**The input**
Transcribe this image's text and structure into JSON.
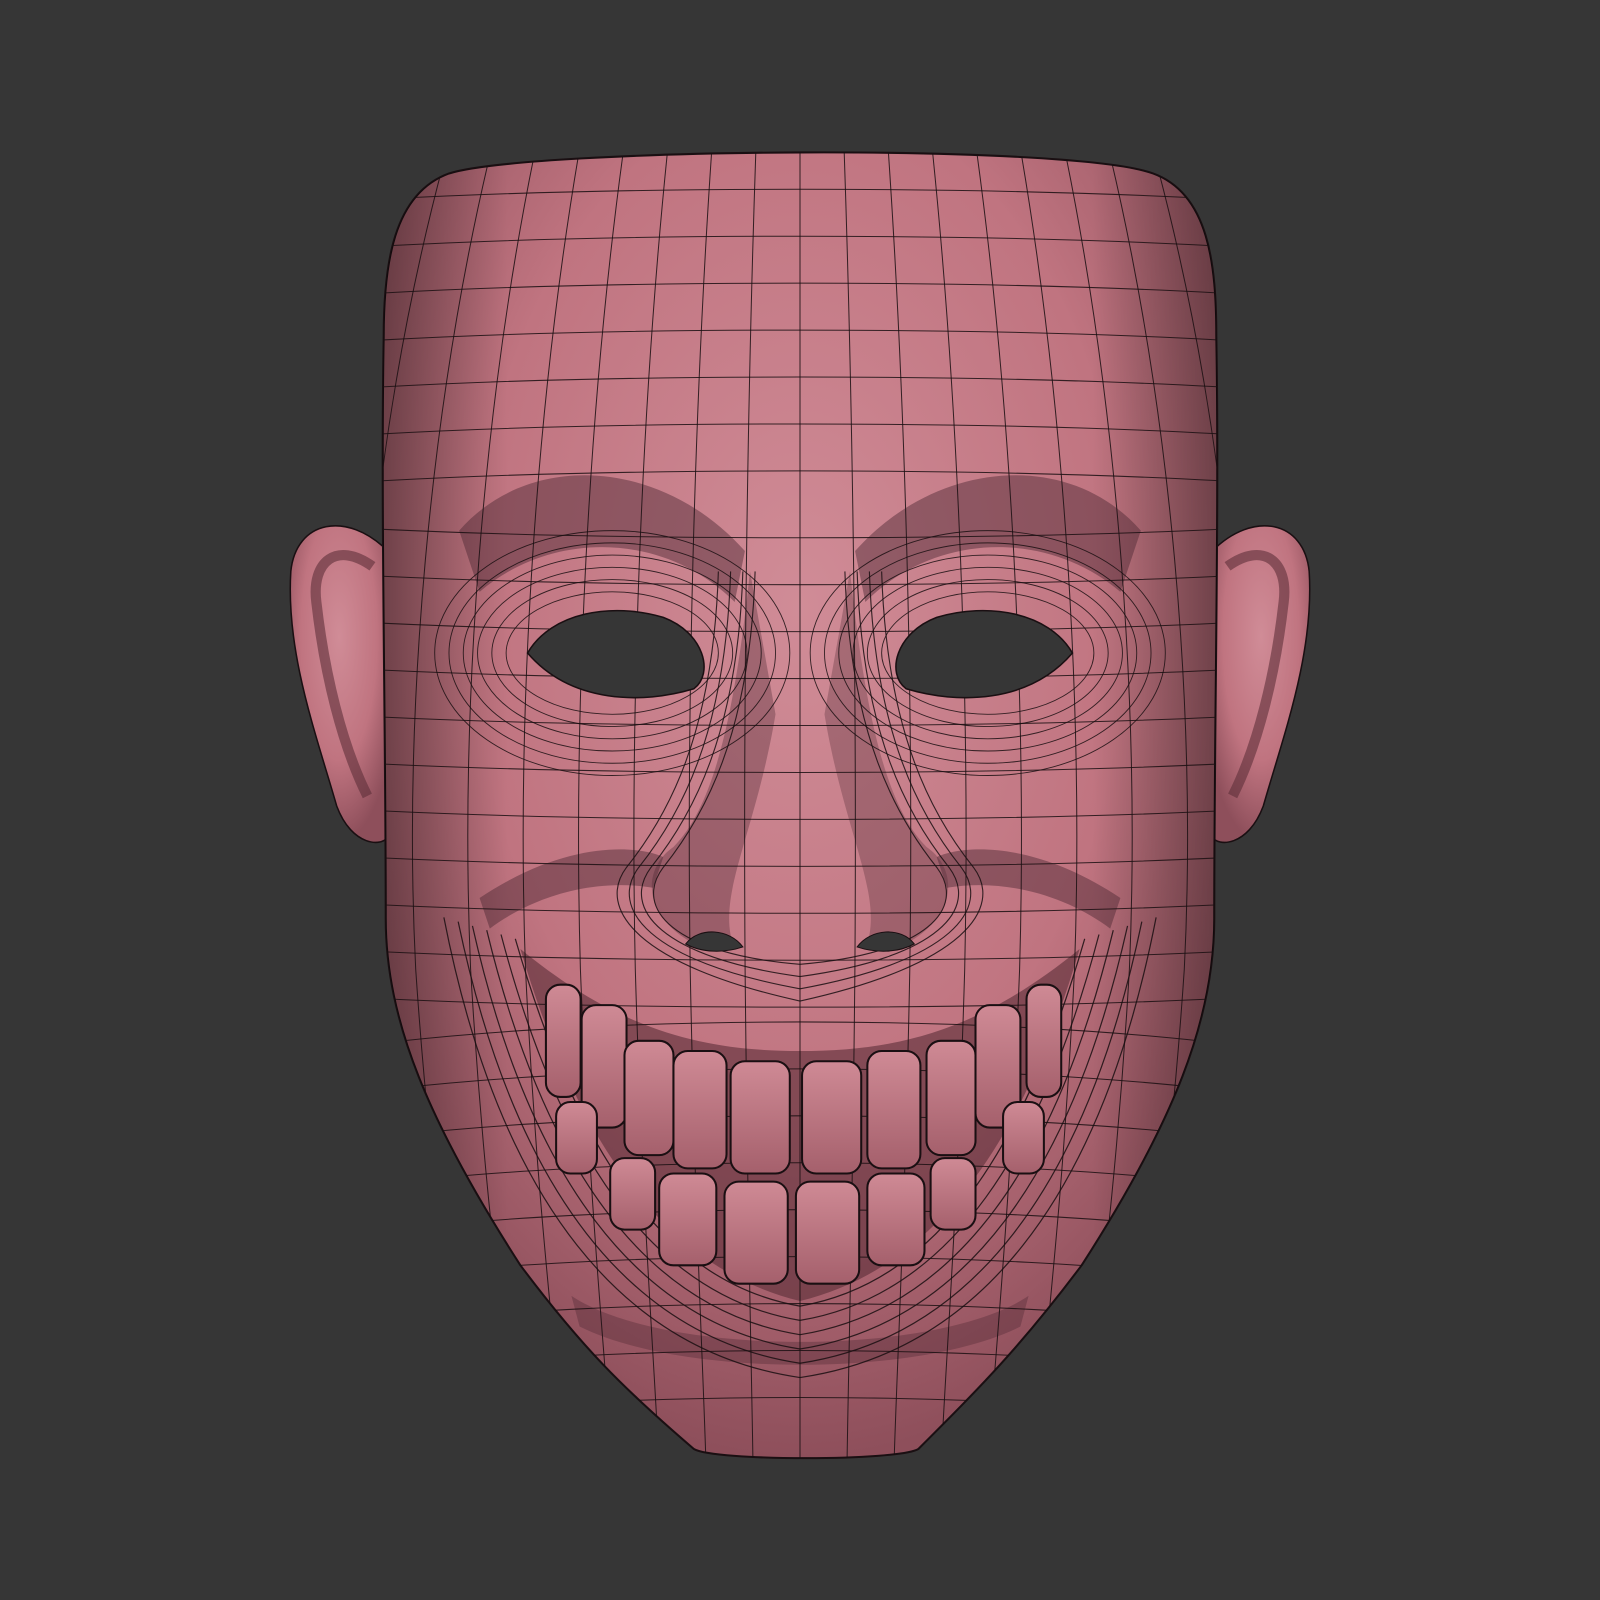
{
  "scene": {
    "background_color": "#363636",
    "mask_color": "#c27884",
    "mask_shadow_color": "#6e3a45",
    "wire_color": "#1a0f12",
    "hole_color": "#363636"
  }
}
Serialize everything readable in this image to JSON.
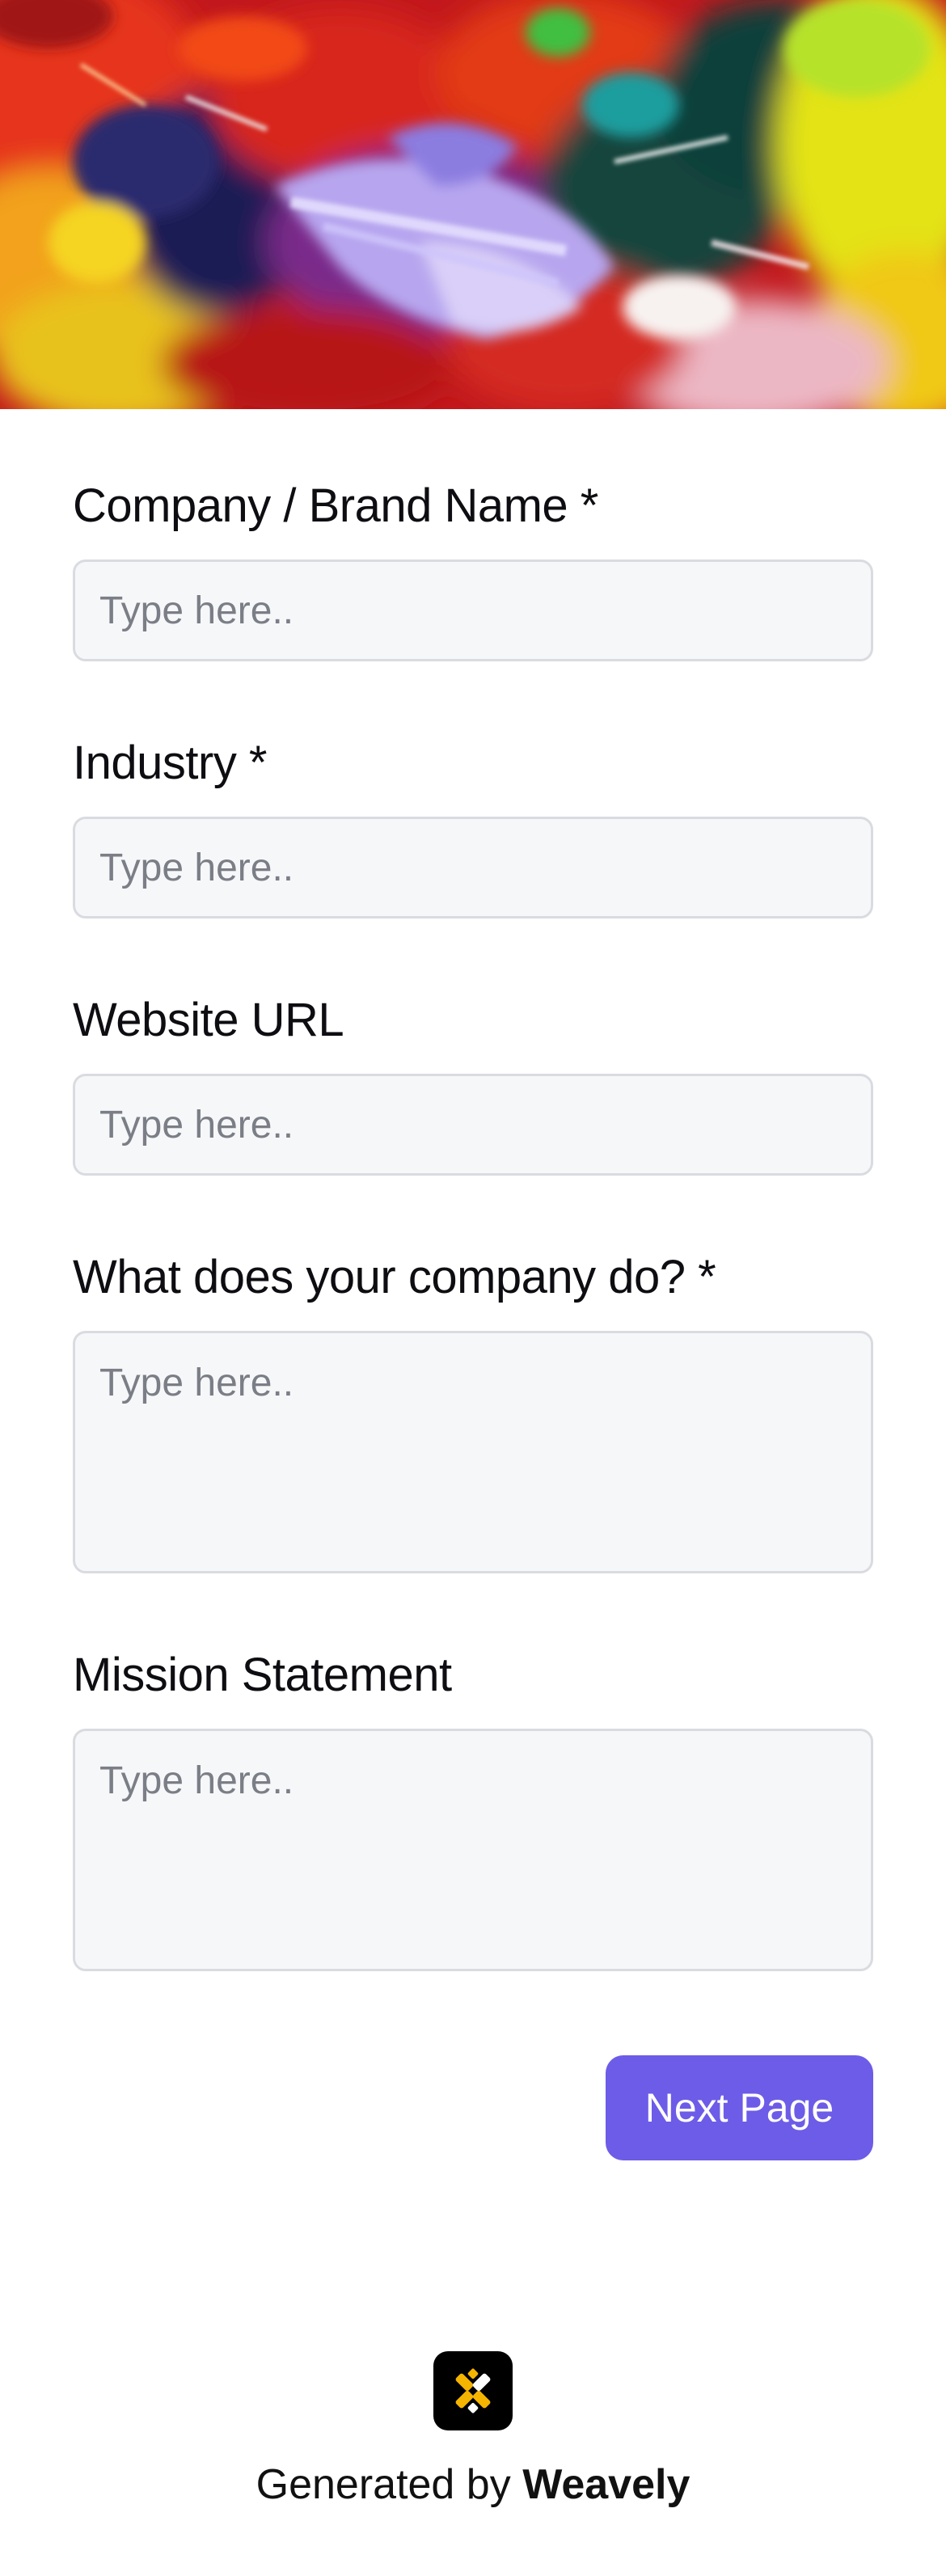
{
  "hero": {
    "image_name": "painting-palette-image"
  },
  "form": {
    "fields": [
      {
        "label": "Company / Brand Name *",
        "placeholder": "Type here..",
        "type": "input"
      },
      {
        "label": "Industry *",
        "placeholder": "Type here..",
        "type": "input"
      },
      {
        "label": "Website URL",
        "placeholder": "Type here..",
        "type": "input"
      },
      {
        "label": "What does your company do? *",
        "placeholder": "Type here..",
        "type": "textarea"
      },
      {
        "label": "Mission Statement",
        "placeholder": "Type here..",
        "type": "textarea"
      }
    ],
    "next_label": "Next Page"
  },
  "footer": {
    "prefix": "Generated by",
    "brand": "Weavely",
    "logo_icon": "weavely-logo-icon"
  },
  "colors": {
    "accent": "#6d5ce7",
    "input_bg": "#f6f7f9",
    "input_border": "#d9dbe0",
    "logo_yellow": "#f5b400"
  }
}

**Given problem**
Output each line exactly; omit every picture.

**Answer**
Transcribe this image's text and structure into JSON.
{
  "scene": {
    "background_color": "#363636",
    "mask_color": "#c27884",
    "mask_shadow_color": "#6e3a45",
    "wire_color": "#1a0f12",
    "hole_color": "#363636"
  }
}
Serialize everything readable in this image to JSON.
{
  "hero": {
    "image_name": "painting-palette-image"
  },
  "form": {
    "fields": [
      {
        "label": "Company / Brand Name *",
        "placeholder": "Type here..",
        "type": "input"
      },
      {
        "label": "Industry *",
        "placeholder": "Type here..",
        "type": "input"
      },
      {
        "label": "Website URL",
        "placeholder": "Type here..",
        "type": "input"
      },
      {
        "label": "What does your company do? *",
        "placeholder": "Type here..",
        "type": "textarea"
      },
      {
        "label": "Mission Statement",
        "placeholder": "Type here..",
        "type": "textarea"
      }
    ],
    "next_label": "Next Page"
  },
  "footer": {
    "prefix": "Generated by",
    "brand": "Weavely",
    "logo_icon": "weavely-logo-icon"
  },
  "colors": {
    "accent": "#6d5ce7",
    "input_bg": "#f6f7f9",
    "input_border": "#d9dbe0",
    "logo_yellow": "#f5b400"
  }
}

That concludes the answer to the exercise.